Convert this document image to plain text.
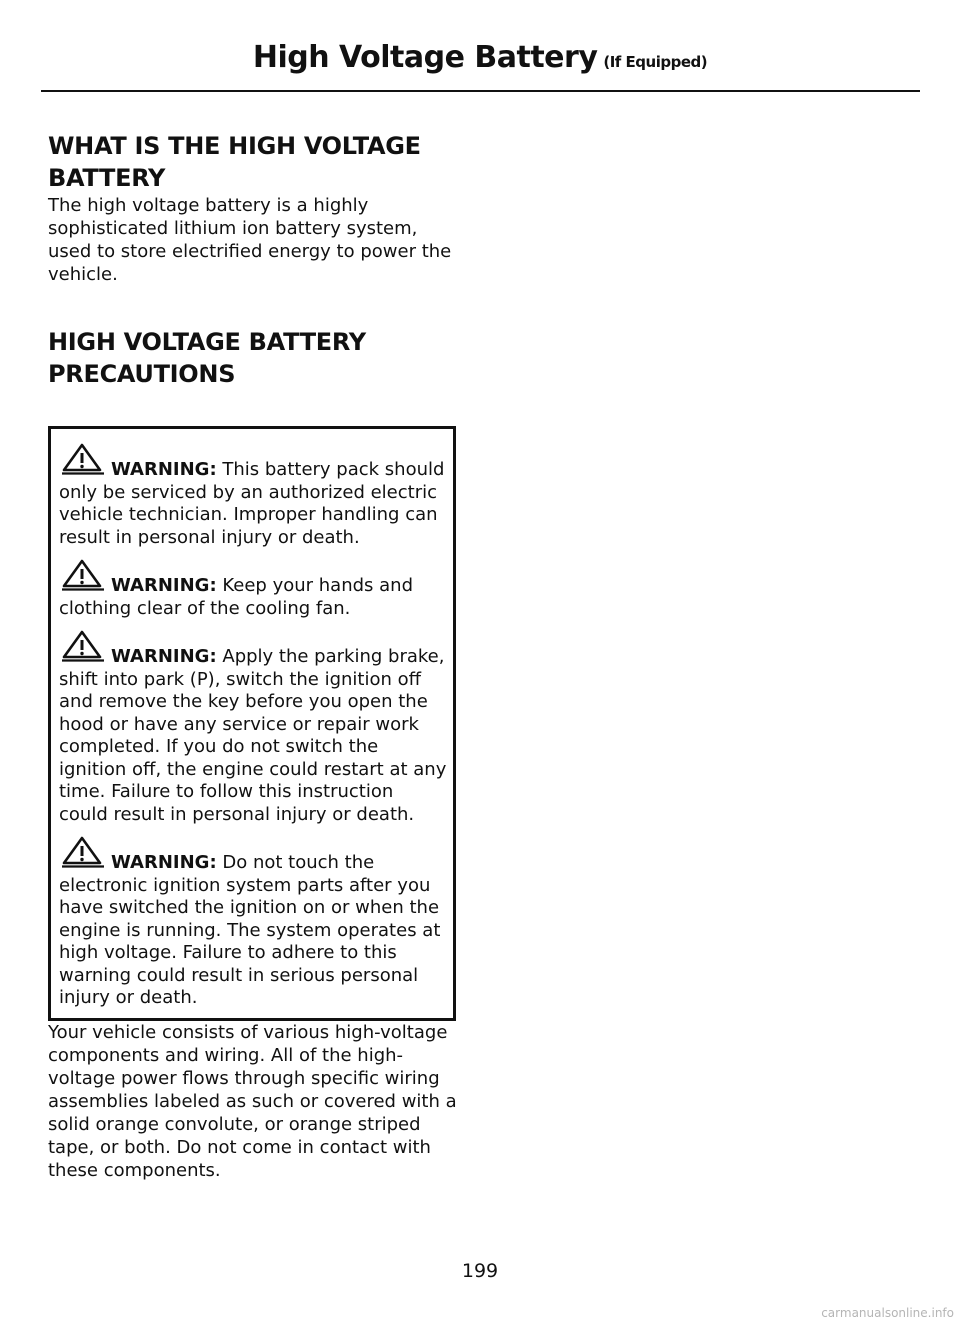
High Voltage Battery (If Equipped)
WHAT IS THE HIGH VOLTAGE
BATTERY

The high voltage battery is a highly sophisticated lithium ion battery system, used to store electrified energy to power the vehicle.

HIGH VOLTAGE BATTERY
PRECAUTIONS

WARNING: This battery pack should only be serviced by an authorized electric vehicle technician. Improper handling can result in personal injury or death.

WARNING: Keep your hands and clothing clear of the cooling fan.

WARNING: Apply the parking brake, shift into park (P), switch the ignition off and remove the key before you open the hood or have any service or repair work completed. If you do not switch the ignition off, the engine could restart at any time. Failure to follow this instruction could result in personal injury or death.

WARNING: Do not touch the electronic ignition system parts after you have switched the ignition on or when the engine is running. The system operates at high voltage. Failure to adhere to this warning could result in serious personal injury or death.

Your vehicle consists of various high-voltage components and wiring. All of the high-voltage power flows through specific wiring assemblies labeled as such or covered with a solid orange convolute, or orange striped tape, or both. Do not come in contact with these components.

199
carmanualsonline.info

Objective:
Strip the images and reproduce the remaining records precisely.

Result of this exercise:
Convert this document image to plain text.
High Voltage Battery (If Equipped)
WHAT IS THE HIGH VOLTAGE
BATTERY

The high voltage battery is a highly sophisticated lithium ion battery system, used to store electrified energy to power the vehicle.

HIGH VOLTAGE BATTERY
PRECAUTIONS

WARNING: This battery pack should only be serviced by an authorized electric vehicle technician. Improper handling can result in personal injury or death.

WARNING: Keep your hands and clothing clear of the cooling fan.

WARNING: Apply the parking brake, shift into park (P), switch the ignition off and remove the key before you open the hood or have any service or repair work completed. If you do not switch the ignition off, the engine could restart at any time. Failure to follow this instruction could result in personal injury or death.

WARNING: Do not touch the electronic ignition system parts after you have switched the ignition on or when the engine is running. The system operates at high voltage. Failure to adhere to this warning could result in serious personal injury or death.

Your vehicle consists of various high-voltage components and wiring. All of the high-voltage power flows through specific wiring assemblies labeled as such or covered with a solid orange convolute, or orange striped tape, or both. Do not come in contact with these components.

199
carmanualsonline.info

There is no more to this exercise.